Work to complete
Where does the string "Мира" appear? Copy every line of the entries below that holds it.

╔══

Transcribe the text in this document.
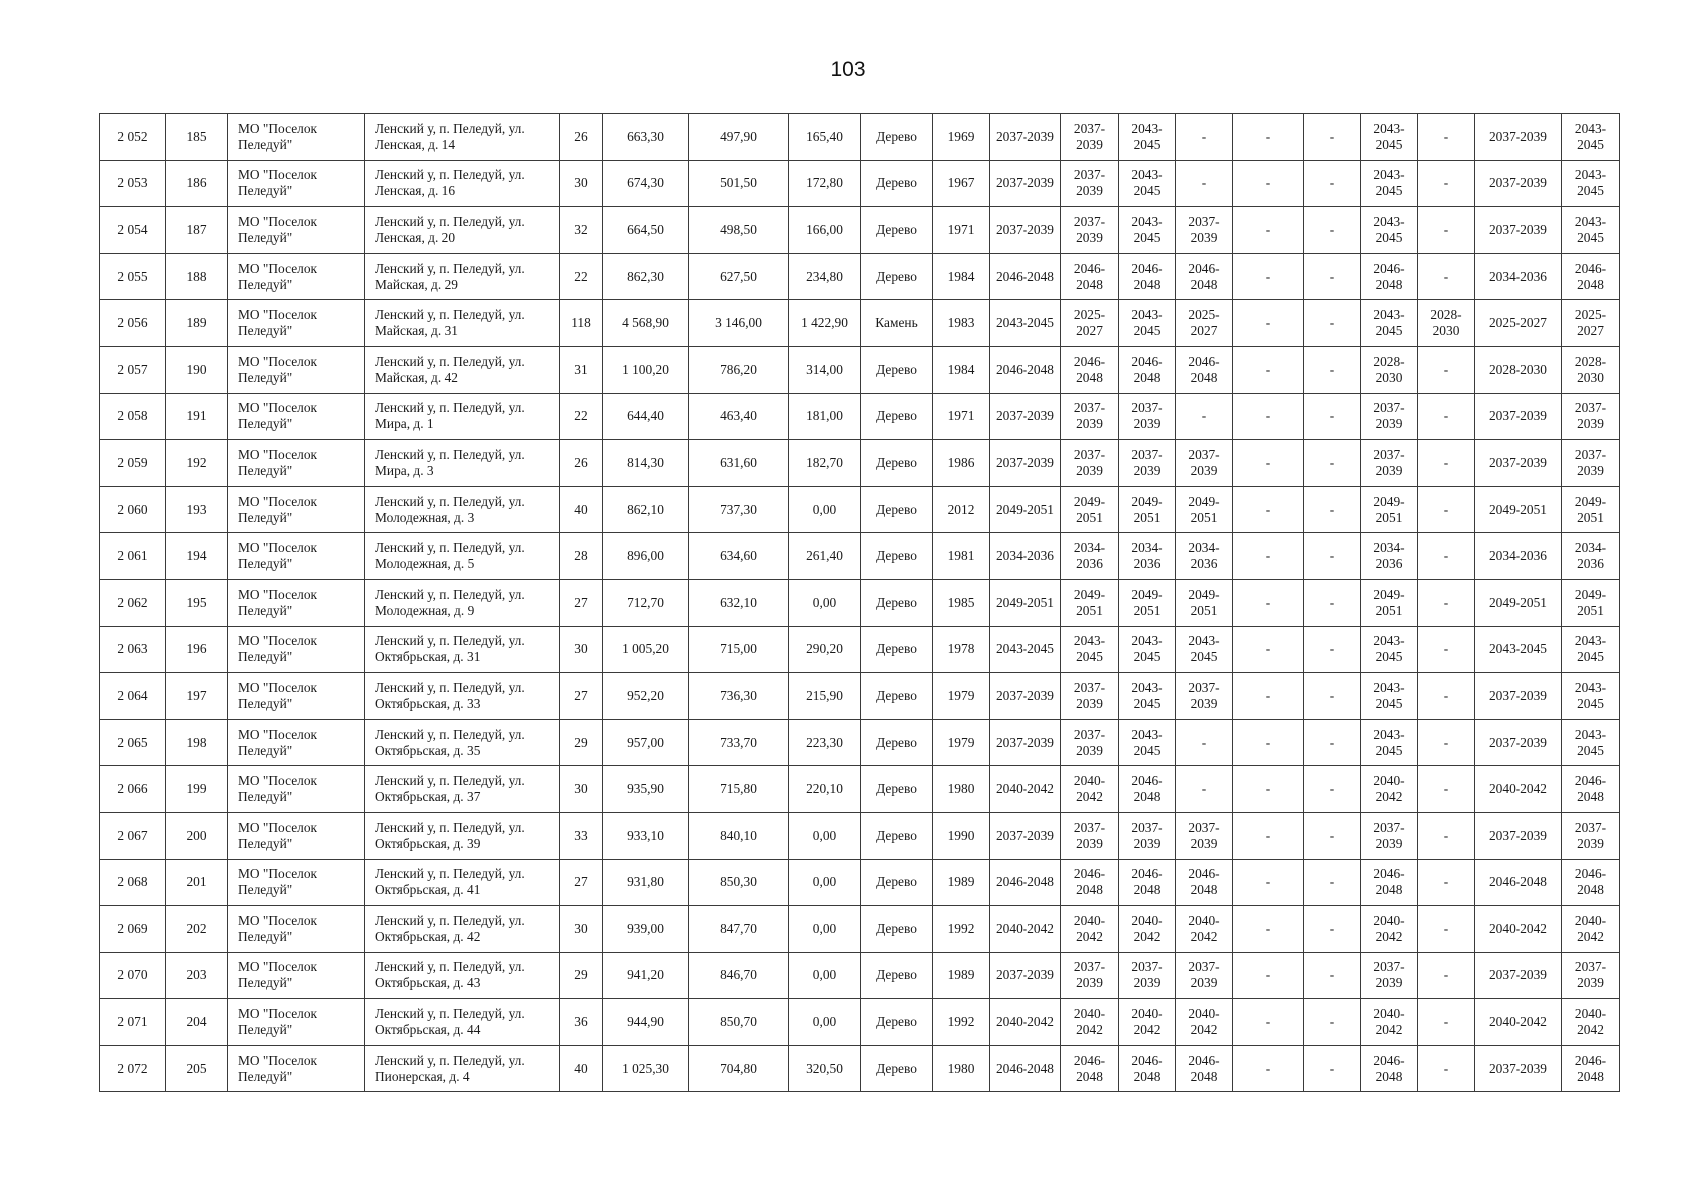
103
2 052	185	МО "Поселок Пеледуй"	Ленский у, п. Пеледуй, ул. Ленская, д. 14	26	663,30	497,90	165,40	Дерево	1969	2037-2039	2037-2039	2043-2045	-	-	-	2043-2045	-	2037-2039	2043-2045
2 053	186	МО "Поселок Пеледуй"	Ленский у, п. Пеледуй, ул. Ленская, д. 16	30	674,30	501,50	172,80	Дерево	1967	2037-2039	2037-2039	2043-2045	-	-	-	2043-2045	-	2037-2039	2043-2045
2 054	187	МО "Поселок Пеледуй"	Ленский у, п. Пеледуй, ул. Ленская, д. 20	32	664,50	498,50	166,00	Дерево	1971	2037-2039	2037-2039	2043-2045	2037-2039	-	-	2043-2045	-	2037-2039	2043-2045
2 055	188	МО "Поселок Пеледуй"	Ленский у, п. Пеледуй, ул. Майская, д. 29	22	862,30	627,50	234,80	Дерево	1984	2046-2048	2046-2048	2046-2048	2046-2048	-	-	2046-2048	-	2034-2036	2046-2048
2 056	189	МО "Поселок Пеледуй"	Ленский у, п. Пеледуй, ул. Майская, д. 31	118	4 568,90	3 146,00	1 422,90	Камень	1983	2043-2045	2025-2027	2043-2045	2025-2027	-	-	2043-2045	2028-2030	2025-2027	2025-2027
2 057	190	МО "Поселок Пеледуй"	Ленский у, п. Пеледуй, ул. Майская, д. 42	31	1 100,20	786,20	314,00	Дерево	1984	2046-2048	2046-2048	2046-2048	2046-2048	-	-	2028-2030	-	2028-2030	2028-2030
2 058	191	МО "Поселок Пеледуй"	Ленский у, п. Пеледуй, ул. Мира, д. 1	22	644,40	463,40	181,00	Дерево	1971	2037-2039	2037-2039	2037-2039	-	-	-	2037-2039	-	2037-2039	2037-2039
2 059	192	МО "Поселок Пеледуй"	Ленский у, п. Пеледуй, ул. Мира, д. 3	26	814,30	631,60	182,70	Дерево	1986	2037-2039	2037-2039	2037-2039	2037-2039	-	-	2037-2039	-	2037-2039	2037-2039
2 060	193	МО "Поселок Пеледуй"	Ленский у, п. Пеледуй, ул. Молодежная, д. 3	40	862,10	737,30	0,00	Дерево	2012	2049-2051	2049-2051	2049-2051	2049-2051	-	-	2049-2051	-	2049-2051	2049-2051
2 061	194	МО "Поселок Пеледуй"	Ленский у, п. Пеледуй, ул. Молодежная, д. 5	28	896,00	634,60	261,40	Дерево	1981	2034-2036	2034-2036	2034-2036	2034-2036	-	-	2034-2036	-	2034-2036	2034-2036
2 062	195	МО "Поселок Пеледуй"	Ленский у, п. Пеледуй, ул. Молодежная, д. 9	27	712,70	632,10	0,00	Дерево	1985	2049-2051	2049-2051	2049-2051	2049-2051	-	-	2049-2051	-	2049-2051	2049-2051
2 063	196	МО "Поселок Пеледуй"	Ленский у, п. Пеледуй, ул. Октябрьская, д. 31	30	1 005,20	715,00	290,20	Дерево	1978	2043-2045	2043-2045	2043-2045	2043-2045	-	-	2043-2045	-	2043-2045	2043-2045
2 064	197	МО "Поселок Пеледуй"	Ленский у, п. Пеледуй, ул. Октябрьская, д. 33	27	952,20	736,30	215,90	Дерево	1979	2037-2039	2037-2039	2043-2045	2037-2039	-	-	2043-2045	-	2037-2039	2043-2045
2 065	198	МО "Поселок Пеледуй"	Ленский у, п. Пеледуй, ул. Октябрьская, д. 35	29	957,00	733,70	223,30	Дерево	1979	2037-2039	2037-2039	2043-2045	-	-	-	2043-2045	-	2037-2039	2043-2045
2 066	199	МО "Поселок Пеледуй"	Ленский у, п. Пеледуй, ул. Октябрьская, д. 37	30	935,90	715,80	220,10	Дерево	1980	2040-2042	2040-2042	2046-2048	-	-	-	2040-2042	-	2040-2042	2046-2048
2 067	200	МО "Поселок Пеледуй"	Ленский у, п. Пеледуй, ул. Октябрьская, д. 39	33	933,10	840,10	0,00	Дерево	1990	2037-2039	2037-2039	2037-2039	2037-2039	-	-	2037-2039	-	2037-2039	2037-2039
2 068	201	МО "Поселок Пеледуй"	Ленский у, п. Пеледуй, ул. Октябрьская, д. 41	27	931,80	850,30	0,00	Дерево	1989	2046-2048	2046-2048	2046-2048	2046-2048	-	-	2046-2048	-	2046-2048	2046-2048
2 069	202	МО "Поселок Пеледуй"	Ленский у, п. Пеледуй, ул. Октябрьская, д. 42	30	939,00	847,70	0,00	Дерево	1992	2040-2042	2040-2042	2040-2042	2040-2042	-	-	2040-2042	-	2040-2042	2040-2042
2 070	203	МО "Поселок Пеледуй"	Ленский у, п. Пеледуй, ул. Октябрьская, д. 43	29	941,20	846,70	0,00	Дерево	1989	2037-2039	2037-2039	2037-2039	2037-2039	-	-	2037-2039	-	2037-2039	2037-2039
2 071	204	МО "Поселок Пеледуй"	Ленский у, п. Пеледуй, ул. Октябрьская, д. 44	36	944,90	850,70	0,00	Дерево	1992	2040-2042	2040-2042	2040-2042	2040-2042	-	-	2040-2042	-	2040-2042	2040-2042
2 072	205	МО "Поселок Пеледуй"	Ленский у, п. Пеледуй, ул. Пионерская, д. 4	40	1 025,30	704,80	320,50	Дерево	1980	2046-2048	2046-2048	2046-2048	2046-2048	-	-	2046-2048	-	2037-2039	2046-2048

╚══

Answer for this exercise
2 058	191	МО "Поселок Пеледуй"	Ленский у, п. Пеледуй, ул. Мира, д. 1	22	644,40	463,40	181,00	Дерево	1971	2037-2039	2037-2039	2037-2039	-	-	-	2037-2039	-	2037-2039	2037-2039
2 059	192	МО "Поселок Пеледуй"	Ленский у, п. Пеледуй, ул. Мира, д. 3	26	814,30	631,60	182,70	Дерево	1986	2037-2039	2037-2039	2037-2039	2037-2039	-	-	2037-2039	-	2037-2039	2037-2039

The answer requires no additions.